What is required:
Every line below is to be copied exactly, with the pictures left out.

Extracted material:
--------------------------------------------------
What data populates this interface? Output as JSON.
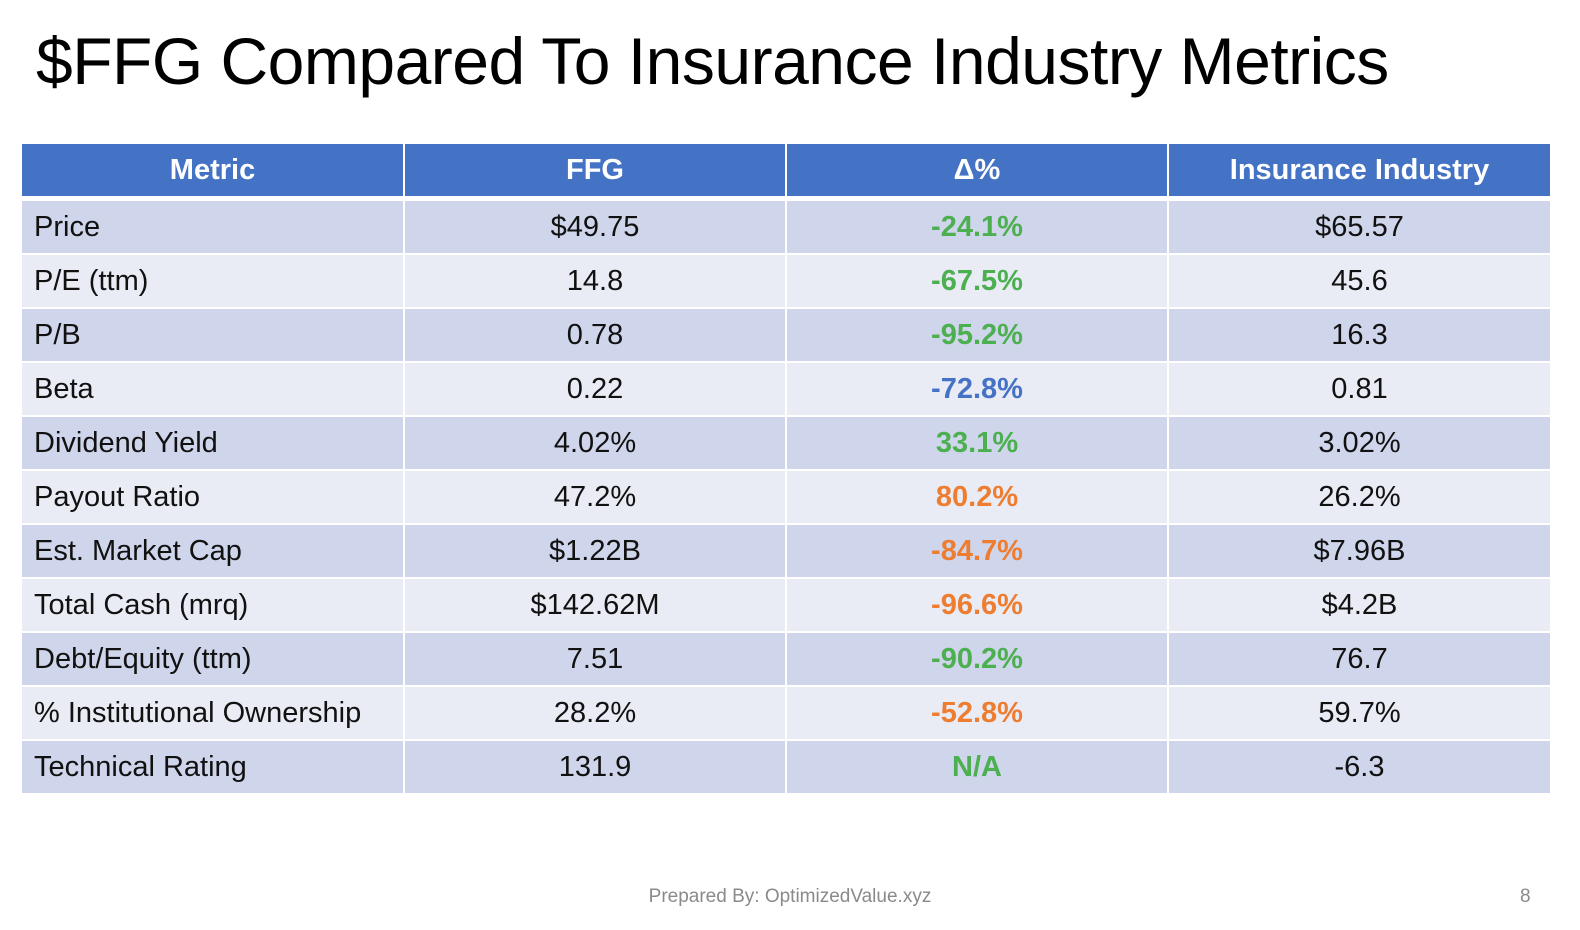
{
  "title": "$FFG Compared To Insurance Industry Metrics",
  "colors": {
    "header_bg": "#4472c4",
    "row_odd": "#cfd5ea",
    "row_even": "#e9ebf5",
    "green": "#4caf50",
    "blue": "#4472c4",
    "orange": "#ed7d31"
  },
  "table": {
    "headers": [
      "Metric",
      "FFG",
      "Δ%",
      "Insurance Industry"
    ],
    "rows": [
      {
        "metric": "Price",
        "ffg": "$49.75",
        "delta": "-24.1%",
        "delta_color": "green",
        "industry": "$65.57"
      },
      {
        "metric": "P/E (ttm)",
        "ffg": "14.8",
        "delta": "-67.5%",
        "delta_color": "green",
        "industry": "45.6"
      },
      {
        "metric": "P/B",
        "ffg": "0.78",
        "delta": "-95.2%",
        "delta_color": "green",
        "industry": "16.3"
      },
      {
        "metric": "Beta",
        "ffg": "0.22",
        "delta": "-72.8%",
        "delta_color": "blue",
        "industry": "0.81"
      },
      {
        "metric": "Dividend Yield",
        "ffg": "4.02%",
        "delta": "33.1%",
        "delta_color": "green",
        "industry": "3.02%"
      },
      {
        "metric": "Payout Ratio",
        "ffg": "47.2%",
        "delta": "80.2%",
        "delta_color": "orange",
        "industry": "26.2%"
      },
      {
        "metric": "Est. Market Cap",
        "ffg": "$1.22B",
        "delta": "-84.7%",
        "delta_color": "orange",
        "industry": "$7.96B"
      },
      {
        "metric": "Total Cash (mrq)",
        "ffg": "$142.62M",
        "delta": "-96.6%",
        "delta_color": "orange",
        "industry": "$4.2B"
      },
      {
        "metric": "Debt/Equity (ttm)",
        "ffg": "7.51",
        "delta": "-90.2%",
        "delta_color": "green",
        "industry": "76.7"
      },
      {
        "metric": "% Institutional Ownership",
        "ffg": "28.2%",
        "delta": "-52.8%",
        "delta_color": "orange",
        "industry": "59.7%"
      },
      {
        "metric": "Technical Rating",
        "ffg": "131.9",
        "delta": "N/A",
        "delta_color": "green",
        "industry": "-6.3"
      }
    ]
  },
  "footer": {
    "prepared_by": "Prepared By: OptimizedValue.xyz",
    "page_number": "8"
  }
}
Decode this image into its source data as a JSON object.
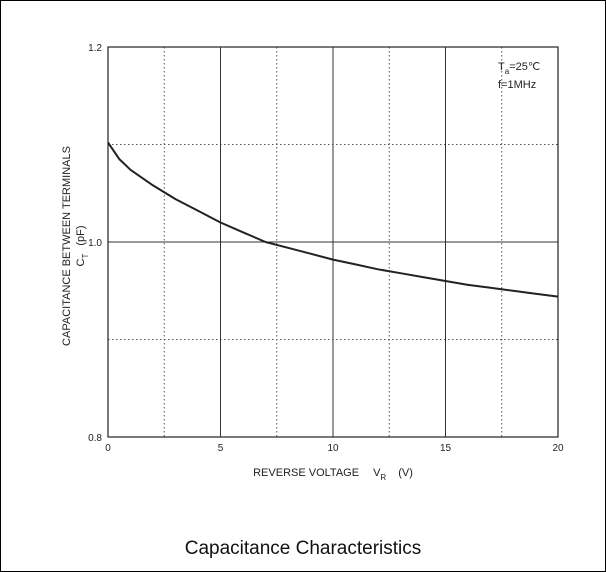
{
  "chart_data": {
    "type": "line",
    "title": "Capacitance Characteristics",
    "xlabel": {
      "text": "REVERSE VOLTAGE",
      "symbol": "V",
      "subscript": "R",
      "unit": "(V)"
    },
    "ylabel": {
      "line1": "CAPACITANCE BETWEEN TERMINALS",
      "symbol": "C",
      "subscript": "T",
      "unit": "(pF)"
    },
    "xlim": [
      0,
      20
    ],
    "ylim": [
      0.8,
      1.2
    ],
    "x_ticks": [
      0,
      5,
      10,
      15,
      20
    ],
    "x_tick_labels": [
      "0",
      "5",
      "10",
      "15",
      "20"
    ],
    "y_ticks": [
      0.8,
      1.0,
      1.2
    ],
    "y_tick_labels": [
      "0.8",
      "1.0",
      "1.2"
    ],
    "grid": {
      "major_solid_x": [
        5,
        10,
        15
      ],
      "minor_dotted_x": [
        2.5,
        7.5,
        12.5,
        17.5
      ],
      "major_solid_y": [
        1.0
      ],
      "minor_dotted_y": [
        0.9,
        1.1
      ]
    },
    "annotations": {
      "temp_symbol": "T",
      "temp_subscript": "a",
      "temp_value": "=25℃",
      "freq": "f=1MHz"
    },
    "series": [
      {
        "color": "#222222",
        "x": [
          0,
          0.5,
          1,
          2,
          3,
          4,
          5,
          6,
          7,
          8,
          9,
          10,
          11,
          12,
          13,
          14,
          15,
          16,
          17,
          18,
          19,
          20
        ],
        "y": [
          1.102,
          1.085,
          1.074,
          1.058,
          1.044,
          1.032,
          1.02,
          1.01,
          1.0,
          0.994,
          0.988,
          0.982,
          0.977,
          0.972,
          0.968,
          0.964,
          0.96,
          0.956,
          0.953,
          0.95,
          0.947,
          0.944
        ]
      }
    ]
  }
}
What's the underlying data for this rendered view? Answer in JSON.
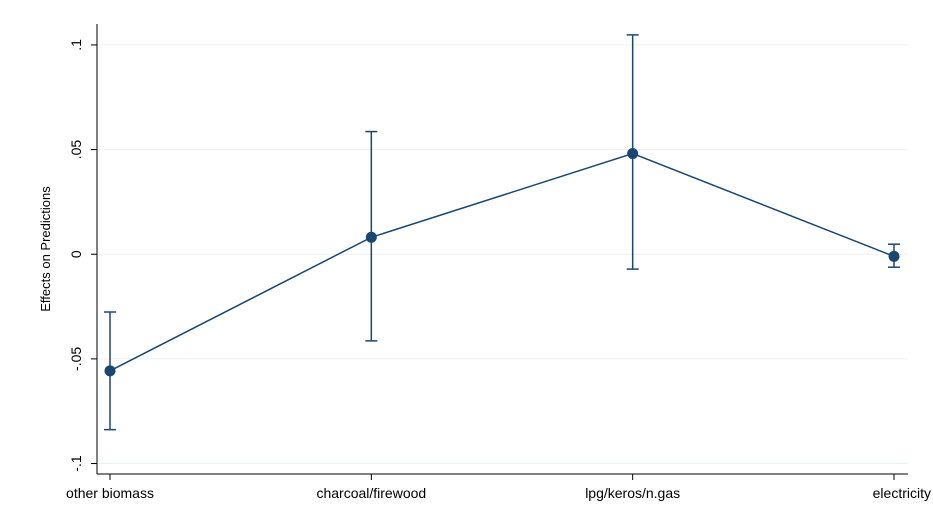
{
  "chart_data": {
    "type": "line",
    "y_label": "Effects on Predictions",
    "categories": [
      "other biomass",
      "charcoal/firewood",
      "lpg/keros/n.gas",
      "electricity"
    ],
    "values": [
      -0.0557,
      0.0081,
      0.0481,
      -0.001
    ],
    "ci_low": [
      -0.0838,
      -0.0414,
      -0.0071,
      -0.0062
    ],
    "ci_high": [
      -0.0276,
      0.0586,
      0.1048,
      0.0048
    ],
    "color": "#1a476f",
    "ylim": [
      -0.105,
      0.11
    ],
    "yticks": [
      {
        "value": -0.1,
        "label": "-.1"
      },
      {
        "value": -0.05,
        "label": "-.05"
      },
      0,
      {
        "value": 0.05,
        "label": ".05"
      },
      {
        "value": 0.1,
        "label": ".1"
      }
    ],
    "grid": true
  }
}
--------------------------------------------------
Task result:
What data populates this interface? Output as JSON.
{
  "title": "$FFG Compared To Insurance Industry Metrics",
  "colors": {
    "header_bg": "#4472c4",
    "row_odd": "#cfd5ea",
    "row_even": "#e9ebf5",
    "green": "#4caf50",
    "blue": "#4472c4",
    "orange": "#ed7d31"
  },
  "table": {
    "headers": [
      "Metric",
      "FFG",
      "Δ%",
      "Insurance Industry"
    ],
    "rows": [
      {
        "metric": "Price",
        "ffg": "$49.75",
        "delta": "-24.1%",
        "delta_color": "green",
        "industry": "$65.57"
      },
      {
        "metric": "P/E (ttm)",
        "ffg": "14.8",
        "delta": "-67.5%",
        "delta_color": "green",
        "industry": "45.6"
      },
      {
        "metric": "P/B",
        "ffg": "0.78",
        "delta": "-95.2%",
        "delta_color": "green",
        "industry": "16.3"
      },
      {
        "metric": "Beta",
        "ffg": "0.22",
        "delta": "-72.8%",
        "delta_color": "blue",
        "industry": "0.81"
      },
      {
        "metric": "Dividend Yield",
        "ffg": "4.02%",
        "delta": "33.1%",
        "delta_color": "green",
        "industry": "3.02%"
      },
      {
        "metric": "Payout Ratio",
        "ffg": "47.2%",
        "delta": "80.2%",
        "delta_color": "orange",
        "industry": "26.2%"
      },
      {
        "metric": "Est. Market Cap",
        "ffg": "$1.22B",
        "delta": "-84.7%",
        "delta_color": "orange",
        "industry": "$7.96B"
      },
      {
        "metric": "Total Cash (mrq)",
        "ffg": "$142.62M",
        "delta": "-96.6%",
        "delta_color": "orange",
        "industry": "$4.2B"
      },
      {
        "metric": "Debt/Equity (ttm)",
        "ffg": "7.51",
        "delta": "-90.2%",
        "delta_color": "green",
        "industry": "76.7"
      },
      {
        "metric": "% Institutional Ownership",
        "ffg": "28.2%",
        "delta": "-52.8%",
        "delta_color": "orange",
        "industry": "59.7%"
      },
      {
        "metric": "Technical Rating",
        "ffg": "131.9",
        "delta": "N/A",
        "delta_color": "green",
        "industry": "-6.3"
      }
    ]
  },
  "footer": {
    "prepared_by": "Prepared By: OptimizedValue.xyz",
    "page_number": "8"
  }
}
Decode this image into its source data as a JSON object.
{
  "chart_data": {
    "type": "line",
    "title": "Capacitance Characteristics",
    "xlabel": {
      "text": "REVERSE VOLTAGE",
      "symbol": "V",
      "subscript": "R",
      "unit": "(V)"
    },
    "ylabel": {
      "line1": "CAPACITANCE BETWEEN TERMINALS",
      "symbol": "C",
      "subscript": "T",
      "unit": "(pF)"
    },
    "xlim": [
      0,
      20
    ],
    "ylim": [
      0.8,
      1.2
    ],
    "x_ticks": [
      0,
      5,
      10,
      15,
      20
    ],
    "x_tick_labels": [
      "0",
      "5",
      "10",
      "15",
      "20"
    ],
    "y_ticks": [
      0.8,
      1.0,
      1.2
    ],
    "y_tick_labels": [
      "0.8",
      "1.0",
      "1.2"
    ],
    "grid": {
      "major_solid_x": [
        5,
        10,
        15
      ],
      "minor_dotted_x": [
        2.5,
        7.5,
        12.5,
        17.5
      ],
      "major_solid_y": [
        1.0
      ],
      "minor_dotted_y": [
        0.9,
        1.1
      ]
    },
    "annotations": {
      "temp_symbol": "T",
      "temp_subscript": "a",
      "temp_value": "=25℃",
      "freq": "f=1MHz"
    },
    "series": [
      {
        "color": "#222222",
        "x": [
          0,
          0.5,
          1,
          2,
          3,
          4,
          5,
          6,
          7,
          8,
          9,
          10,
          11,
          12,
          13,
          14,
          15,
          16,
          17,
          18,
          19,
          20
        ],
        "y": [
          1.102,
          1.085,
          1.074,
          1.058,
          1.044,
          1.032,
          1.02,
          1.01,
          1.0,
          0.994,
          0.988,
          0.982,
          0.977,
          0.972,
          0.968,
          0.964,
          0.96,
          0.956,
          0.953,
          0.95,
          0.947,
          0.944
        ]
      }
    ]
  }
}
What's the underlying data for this rendered view? Answer in JSON.
{
  "chart_data": {
    "type": "line",
    "y_label": "Effects on Predictions",
    "categories": [
      "other biomass",
      "charcoal/firewood",
      "lpg/keros/n.gas",
      "electricity"
    ],
    "values": [
      -0.0557,
      0.0081,
      0.0481,
      -0.001
    ],
    "ci_low": [
      -0.0838,
      -0.0414,
      -0.0071,
      -0.0062
    ],
    "ci_high": [
      -0.0276,
      0.0586,
      0.1048,
      0.0048
    ],
    "color": "#1a476f",
    "ylim": [
      -0.105,
      0.11
    ],
    "yticks": [
      {
        "value": -0.1,
        "label": "-.1"
      },
      {
        "value": -0.05,
        "label": "-.05"
      },
      0,
      {
        "value": 0.05,
        "label": ".05"
      },
      {
        "value": 0.1,
        "label": ".1"
      }
    ],
    "grid": true
  }
}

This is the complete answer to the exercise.